* [Written exercise]:
Records follow. Pull out every line that contains "Neue".
>>
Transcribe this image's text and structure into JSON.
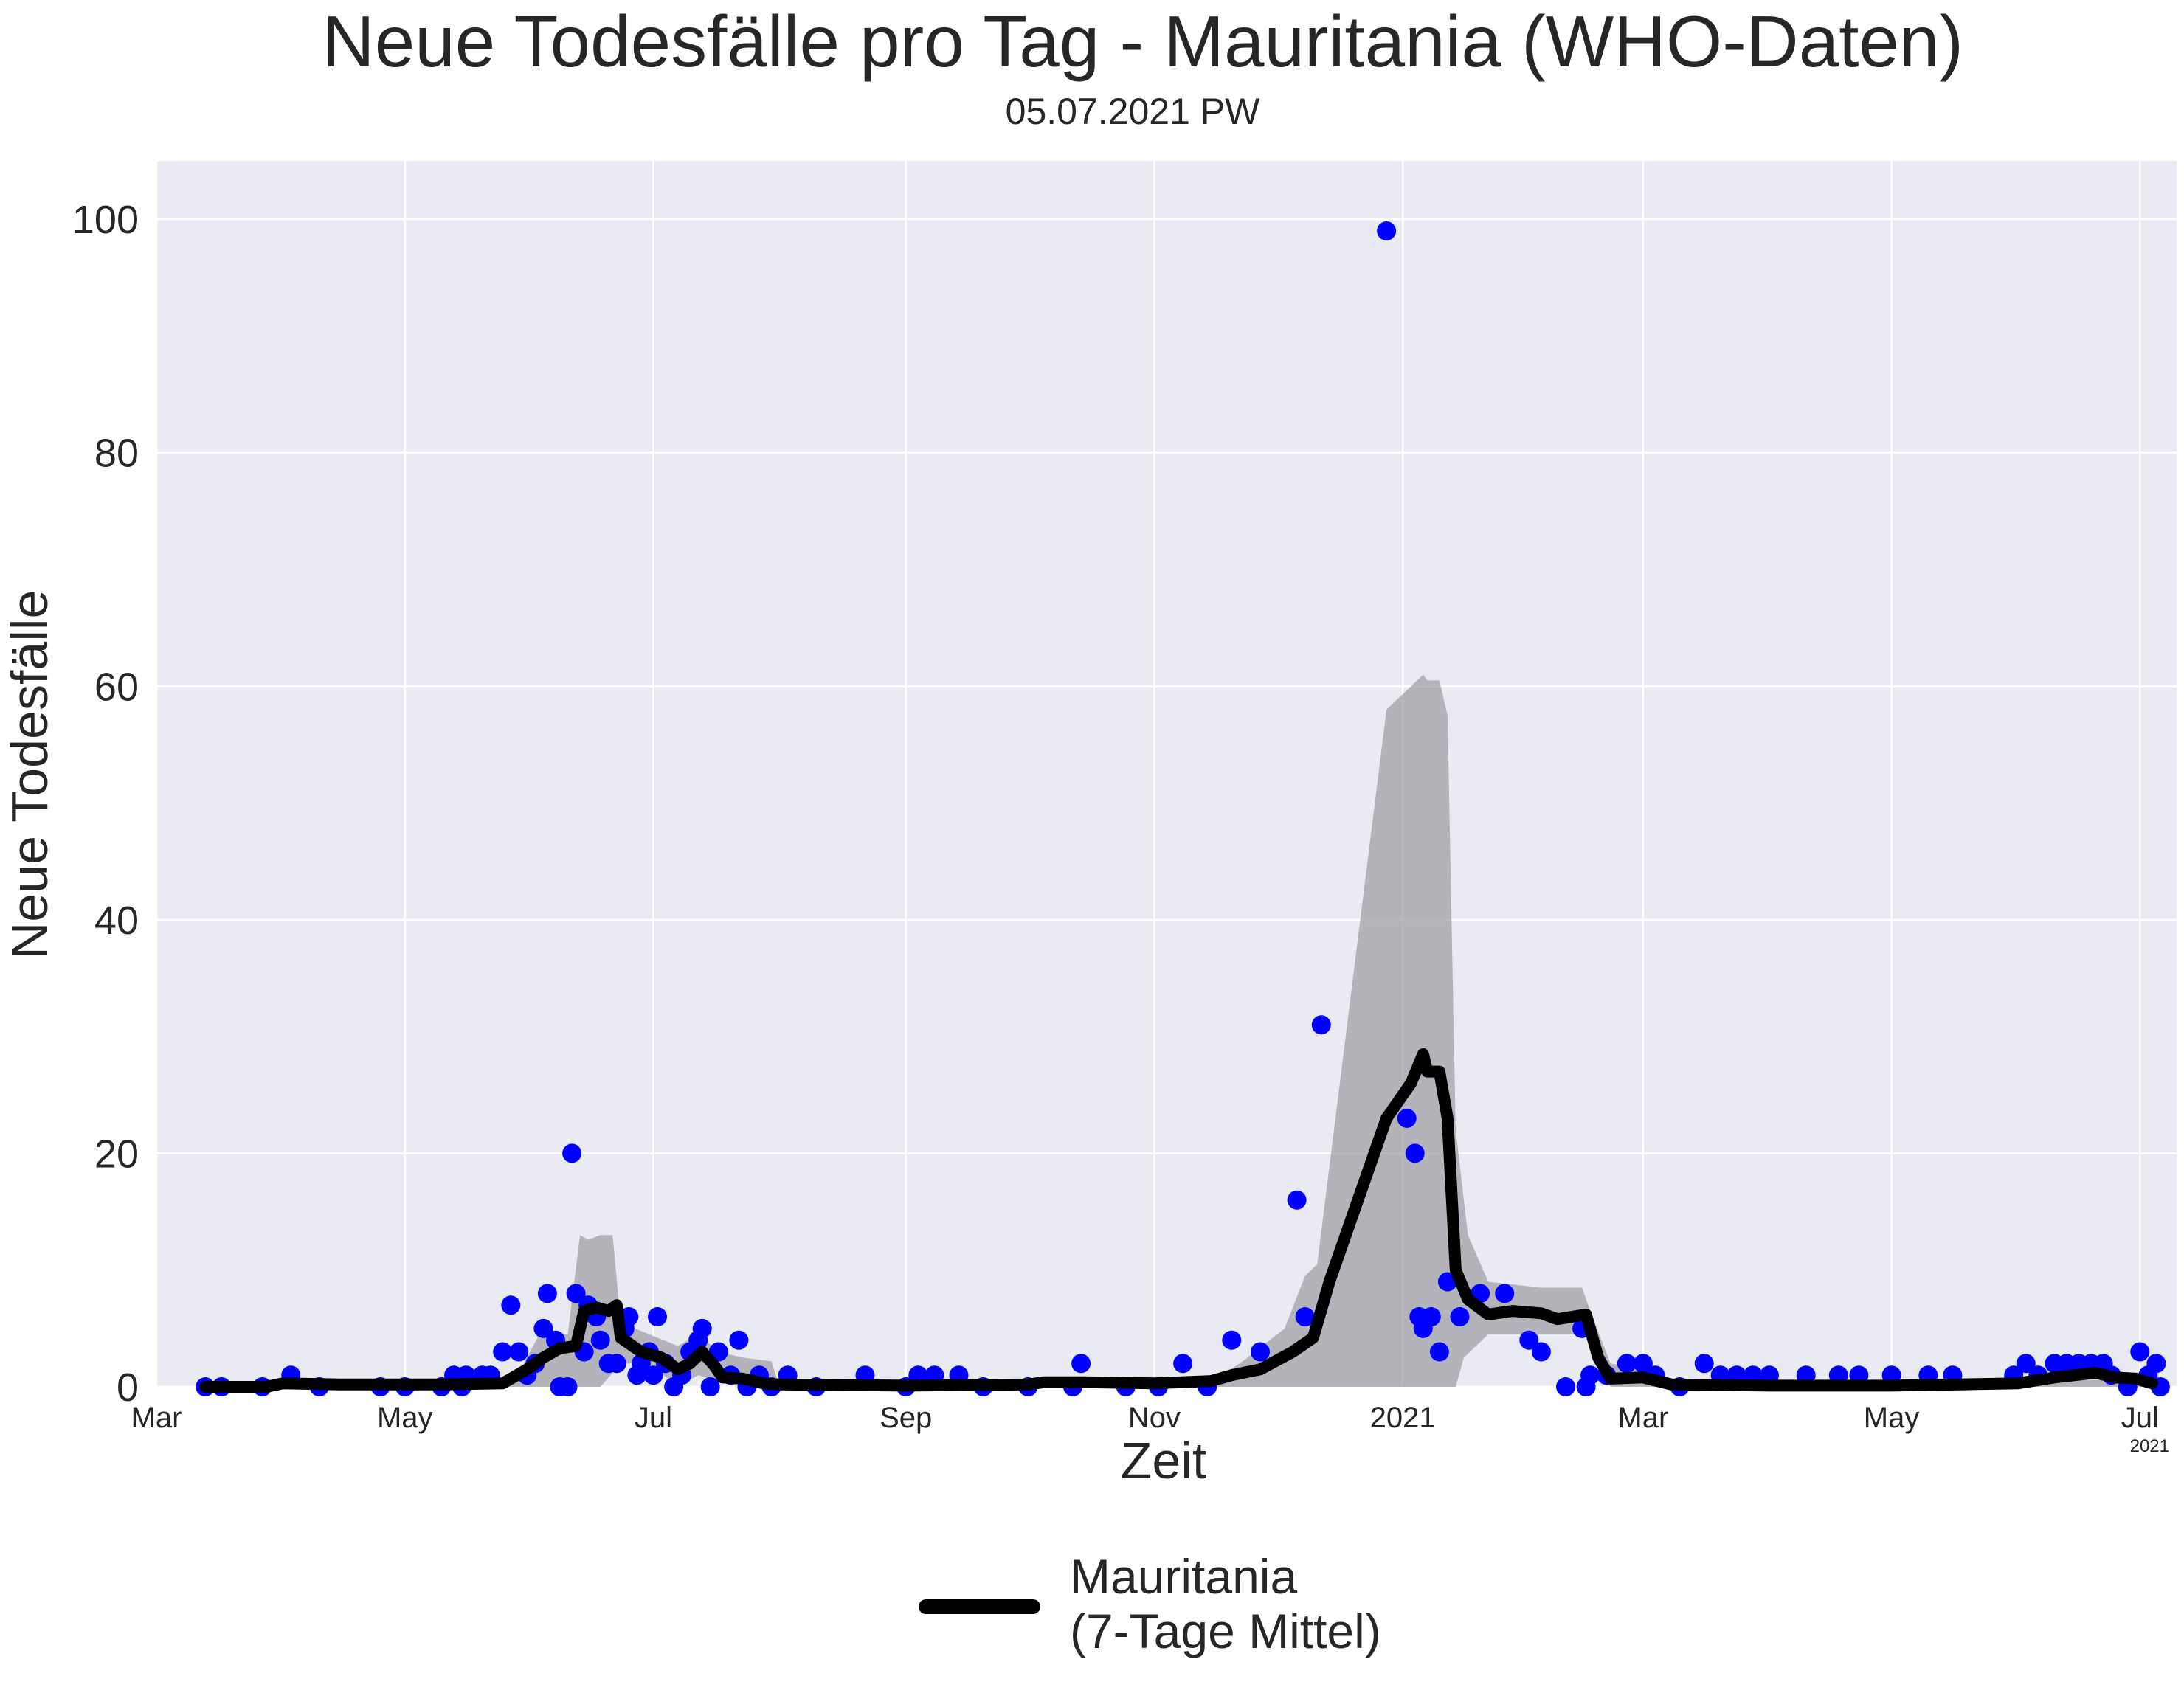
{
  "chart_data": {
    "type": "line",
    "title": "Neue Todesfälle pro Tag - Mauritania (WHO-Daten)",
    "subtitle": "05.07.2021 PW",
    "xlabel": "Zeit",
    "ylabel": "Neue Todesfälle",
    "x_offset_label": "2021",
    "x_range": [
      "2020-03-01",
      "2021-07-10"
    ],
    "ylim": [
      0,
      105
    ],
    "y_ticks": [
      0,
      20,
      40,
      60,
      80,
      100
    ],
    "x_ticks": [
      {
        "date": "2020-03-01",
        "label": "Mar"
      },
      {
        "date": "2020-05-01",
        "label": "May"
      },
      {
        "date": "2020-07-01",
        "label": "Jul"
      },
      {
        "date": "2020-09-01",
        "label": "Sep"
      },
      {
        "date": "2020-11-01",
        "label": "Nov"
      },
      {
        "date": "2021-01-01",
        "label": "2021"
      },
      {
        "date": "2021-03-01",
        "label": "Mar"
      },
      {
        "date": "2021-05-01",
        "label": "May"
      },
      {
        "date": "2021-07-01",
        "label": "Jul"
      }
    ],
    "grid": true,
    "legend_position": "bottom-center",
    "colors": {
      "background": "#eaeaf2",
      "grid": "#ffffff",
      "points": "#0000ff",
      "line": "#000000",
      "band": "#a0a0a5"
    },
    "series": [
      {
        "name": "Mauritania\n(7-Tage Mittel)",
        "kind": "line",
        "points": [
          [
            "2020-03-13",
            0
          ],
          [
            "2020-03-28",
            0
          ],
          [
            "2020-04-01",
            0.3
          ],
          [
            "2020-04-15",
            0.2
          ],
          [
            "2020-05-10",
            0.2
          ],
          [
            "2020-05-25",
            0.3
          ],
          [
            "2020-05-31",
            1.5
          ],
          [
            "2020-06-04",
            2.5
          ],
          [
            "2020-06-08",
            3.3
          ],
          [
            "2020-06-12",
            3.5
          ],
          [
            "2020-06-14",
            6.5
          ],
          [
            "2020-06-17",
            6.8
          ],
          [
            "2020-06-20",
            6.5
          ],
          [
            "2020-06-22",
            7.0
          ],
          [
            "2020-06-23",
            4.2
          ],
          [
            "2020-06-28",
            3.0
          ],
          [
            "2020-07-03",
            2.5
          ],
          [
            "2020-07-07",
            1.5
          ],
          [
            "2020-07-10",
            2.0
          ],
          [
            "2020-07-13",
            3.0
          ],
          [
            "2020-07-16",
            1.8
          ],
          [
            "2020-07-18",
            0.8
          ],
          [
            "2020-07-23",
            0.7
          ],
          [
            "2020-07-28",
            0.3
          ],
          [
            "2020-08-01",
            0.2
          ],
          [
            "2020-09-01",
            0.1
          ],
          [
            "2020-10-01",
            0.2
          ],
          [
            "2020-10-05",
            0.4
          ],
          [
            "2020-10-15",
            0.4
          ],
          [
            "2020-11-01",
            0.3
          ],
          [
            "2020-11-15",
            0.5
          ],
          [
            "2020-11-20",
            1.0
          ],
          [
            "2020-11-27",
            1.5
          ],
          [
            "2020-12-05",
            3.0
          ],
          [
            "2020-12-10",
            4.2
          ],
          [
            "2020-12-14",
            9.0
          ],
          [
            "2020-12-21",
            16.0
          ],
          [
            "2020-12-28",
            23.0
          ],
          [
            "2021-01-03",
            26.0
          ],
          [
            "2021-01-06",
            28.5
          ],
          [
            "2021-01-07",
            27.0
          ],
          [
            "2021-01-10",
            27.0
          ],
          [
            "2021-01-12",
            23.0
          ],
          [
            "2021-01-14",
            10.0
          ],
          [
            "2021-01-17",
            7.5
          ],
          [
            "2021-01-22",
            6.2
          ],
          [
            "2021-01-28",
            6.5
          ],
          [
            "2021-02-04",
            6.3
          ],
          [
            "2021-02-08",
            5.8
          ],
          [
            "2021-02-15",
            6.2
          ],
          [
            "2021-02-18",
            2.5
          ],
          [
            "2021-02-21",
            0.7
          ],
          [
            "2021-03-01",
            0.8
          ],
          [
            "2021-03-08",
            0.2
          ],
          [
            "2021-04-01",
            0.1
          ],
          [
            "2021-05-01",
            0.1
          ],
          [
            "2021-06-01",
            0.3
          ],
          [
            "2021-06-10",
            0.8
          ],
          [
            "2021-06-15",
            1.0
          ],
          [
            "2021-06-20",
            1.2
          ],
          [
            "2021-06-25",
            0.8
          ],
          [
            "2021-06-30",
            0.7
          ],
          [
            "2021-07-04",
            0.3
          ]
        ]
      },
      {
        "kind": "scatter",
        "points": [
          [
            "2020-03-13",
            0
          ],
          [
            "2020-03-17",
            0
          ],
          [
            "2020-03-27",
            0
          ],
          [
            "2020-04-03",
            1
          ],
          [
            "2020-04-10",
            0
          ],
          [
            "2020-04-25",
            0
          ],
          [
            "2020-05-01",
            0
          ],
          [
            "2020-05-10",
            0
          ],
          [
            "2020-05-15",
            0
          ],
          [
            "2020-05-13",
            1
          ],
          [
            "2020-05-16",
            1
          ],
          [
            "2020-05-20",
            1
          ],
          [
            "2020-05-22",
            1
          ],
          [
            "2020-05-25",
            3
          ],
          [
            "2020-05-27",
            7
          ],
          [
            "2020-05-29",
            3
          ],
          [
            "2020-05-31",
            1
          ],
          [
            "2020-06-02",
            2
          ],
          [
            "2020-06-04",
            5
          ],
          [
            "2020-06-05",
            8
          ],
          [
            "2020-06-07",
            4
          ],
          [
            "2020-06-08",
            0
          ],
          [
            "2020-06-10",
            0
          ],
          [
            "2020-06-11",
            20
          ],
          [
            "2020-06-12",
            8
          ],
          [
            "2020-06-14",
            3
          ],
          [
            "2020-06-15",
            7
          ],
          [
            "2020-06-17",
            6
          ],
          [
            "2020-06-18",
            4
          ],
          [
            "2020-06-20",
            2
          ],
          [
            "2020-06-22",
            2
          ],
          [
            "2020-06-24",
            5
          ],
          [
            "2020-06-25",
            6
          ],
          [
            "2020-06-27",
            1
          ],
          [
            "2020-06-28",
            2
          ],
          [
            "2020-06-30",
            3
          ],
          [
            "2020-07-01",
            1
          ],
          [
            "2020-07-02",
            6
          ],
          [
            "2020-07-04",
            2
          ],
          [
            "2020-07-06",
            0
          ],
          [
            "2020-07-08",
            1
          ],
          [
            "2020-07-10",
            3
          ],
          [
            "2020-07-12",
            4
          ],
          [
            "2020-07-13",
            5
          ],
          [
            "2020-07-15",
            0
          ],
          [
            "2020-07-17",
            3
          ],
          [
            "2020-07-20",
            1
          ],
          [
            "2020-07-22",
            4
          ],
          [
            "2020-07-24",
            0
          ],
          [
            "2020-07-27",
            1
          ],
          [
            "2020-07-30",
            0
          ],
          [
            "2020-08-03",
            1
          ],
          [
            "2020-08-10",
            0
          ],
          [
            "2020-08-22",
            1
          ],
          [
            "2020-09-01",
            0
          ],
          [
            "2020-09-04",
            1
          ],
          [
            "2020-09-08",
            1
          ],
          [
            "2020-09-14",
            1
          ],
          [
            "2020-09-20",
            0
          ],
          [
            "2020-10-01",
            0
          ],
          [
            "2020-10-12",
            0
          ],
          [
            "2020-10-14",
            2
          ],
          [
            "2020-10-25",
            0
          ],
          [
            "2020-11-02",
            0
          ],
          [
            "2020-11-08",
            2
          ],
          [
            "2020-11-14",
            0
          ],
          [
            "2020-11-20",
            4
          ],
          [
            "2020-11-27",
            3
          ],
          [
            "2020-12-06",
            16
          ],
          [
            "2020-12-08",
            6
          ],
          [
            "2020-12-12",
            31
          ],
          [
            "2020-12-28",
            99
          ],
          [
            "2021-01-02",
            23
          ],
          [
            "2021-01-04",
            20
          ],
          [
            "2021-01-05",
            6
          ],
          [
            "2021-01-06",
            5
          ],
          [
            "2021-01-08",
            6
          ],
          [
            "2021-01-10",
            3
          ],
          [
            "2021-01-12",
            9
          ],
          [
            "2021-01-15",
            6
          ],
          [
            "2021-01-20",
            8
          ],
          [
            "2021-01-26",
            8
          ],
          [
            "2021-02-01",
            4
          ],
          [
            "2021-02-04",
            3
          ],
          [
            "2021-02-10",
            0
          ],
          [
            "2021-02-14",
            5
          ],
          [
            "2021-02-15",
            0
          ],
          [
            "2021-02-16",
            1
          ],
          [
            "2021-02-20",
            1
          ],
          [
            "2021-02-25",
            2
          ],
          [
            "2021-03-01",
            2
          ],
          [
            "2021-03-04",
            1
          ],
          [
            "2021-03-10",
            0
          ],
          [
            "2021-03-16",
            2
          ],
          [
            "2021-03-20",
            1
          ],
          [
            "2021-03-24",
            1
          ],
          [
            "2021-03-28",
            1
          ],
          [
            "2021-04-01",
            1
          ],
          [
            "2021-04-10",
            1
          ],
          [
            "2021-04-18",
            1
          ],
          [
            "2021-04-23",
            1
          ],
          [
            "2021-05-01",
            1
          ],
          [
            "2021-05-10",
            1
          ],
          [
            "2021-05-16",
            1
          ],
          [
            "2021-05-31",
            1
          ],
          [
            "2021-06-03",
            2
          ],
          [
            "2021-06-06",
            1
          ],
          [
            "2021-06-10",
            2
          ],
          [
            "2021-06-13",
            2
          ],
          [
            "2021-06-16",
            2
          ],
          [
            "2021-06-19",
            2
          ],
          [
            "2021-06-22",
            2
          ],
          [
            "2021-06-24",
            1
          ],
          [
            "2021-06-28",
            0
          ],
          [
            "2021-07-01",
            3
          ],
          [
            "2021-07-03",
            1
          ],
          [
            "2021-07-05",
            2
          ],
          [
            "2021-07-06",
            0
          ]
        ]
      },
      {
        "kind": "band",
        "upper": [
          [
            "2020-03-13",
            0
          ],
          [
            "2020-05-28",
            0.5
          ],
          [
            "2020-06-03",
            4.5
          ],
          [
            "2020-06-10",
            4.5
          ],
          [
            "2020-06-13",
            13
          ],
          [
            "2020-06-15",
            12.6
          ],
          [
            "2020-06-18",
            13
          ],
          [
            "2020-06-21",
            13
          ],
          [
            "2020-06-23",
            5.5
          ],
          [
            "2020-06-30",
            4.5
          ],
          [
            "2020-07-07",
            3.5
          ],
          [
            "2020-07-12",
            4.5
          ],
          [
            "2020-07-17",
            3.0
          ],
          [
            "2020-07-23",
            2.5
          ],
          [
            "2020-07-30",
            2.2
          ],
          [
            "2020-08-01",
            0
          ],
          [
            "2020-11-15",
            0.5
          ],
          [
            "2020-11-22",
            2.0
          ],
          [
            "2020-12-03",
            5.0
          ],
          [
            "2020-12-08",
            9.5
          ],
          [
            "2020-12-11",
            10.5
          ],
          [
            "2020-12-28",
            58
          ],
          [
            "2021-01-06",
            61
          ],
          [
            "2021-01-07",
            60.5
          ],
          [
            "2021-01-10",
            60.5
          ],
          [
            "2021-01-12",
            57.5
          ],
          [
            "2021-01-14",
            22
          ],
          [
            "2021-01-17",
            13
          ],
          [
            "2021-01-22",
            9.0
          ],
          [
            "2021-02-04",
            8.5
          ],
          [
            "2021-02-14",
            8.5
          ],
          [
            "2021-02-16",
            6.5
          ],
          [
            "2021-02-21",
            2.0
          ],
          [
            "2021-03-01",
            1.5
          ],
          [
            "2021-03-08",
            0.5
          ],
          [
            "2021-07-04",
            0.6
          ]
        ],
        "lower": [
          [
            "2021-07-04",
            0
          ],
          [
            "2021-02-21",
            0
          ],
          [
            "2021-02-15",
            4.5
          ],
          [
            "2021-02-04",
            4.5
          ],
          [
            "2021-01-22",
            4.5
          ],
          [
            "2021-01-16",
            2.5
          ],
          [
            "2021-01-14",
            0
          ],
          [
            "2020-12-10",
            0
          ],
          [
            "2020-11-15",
            0
          ],
          [
            "2020-07-30",
            0
          ],
          [
            "2020-07-23",
            0
          ],
          [
            "2020-07-17",
            0.5
          ],
          [
            "2020-07-12",
            1.0
          ],
          [
            "2020-07-07",
            0
          ],
          [
            "2020-06-30",
            2.0
          ],
          [
            "2020-06-23",
            2.0
          ],
          [
            "2020-06-18",
            0
          ],
          [
            "2020-06-14",
            0
          ],
          [
            "2020-06-10",
            0
          ],
          [
            "2020-06-03",
            0
          ],
          [
            "2020-05-28",
            0
          ],
          [
            "2020-03-13",
            0
          ]
        ]
      }
    ]
  }
}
<<
* [Response to this task]:
    "title": "Neue Todesfälle pro Tag - Mauritania (WHO-Daten)",
    "ylabel": "Neue Todesfälle",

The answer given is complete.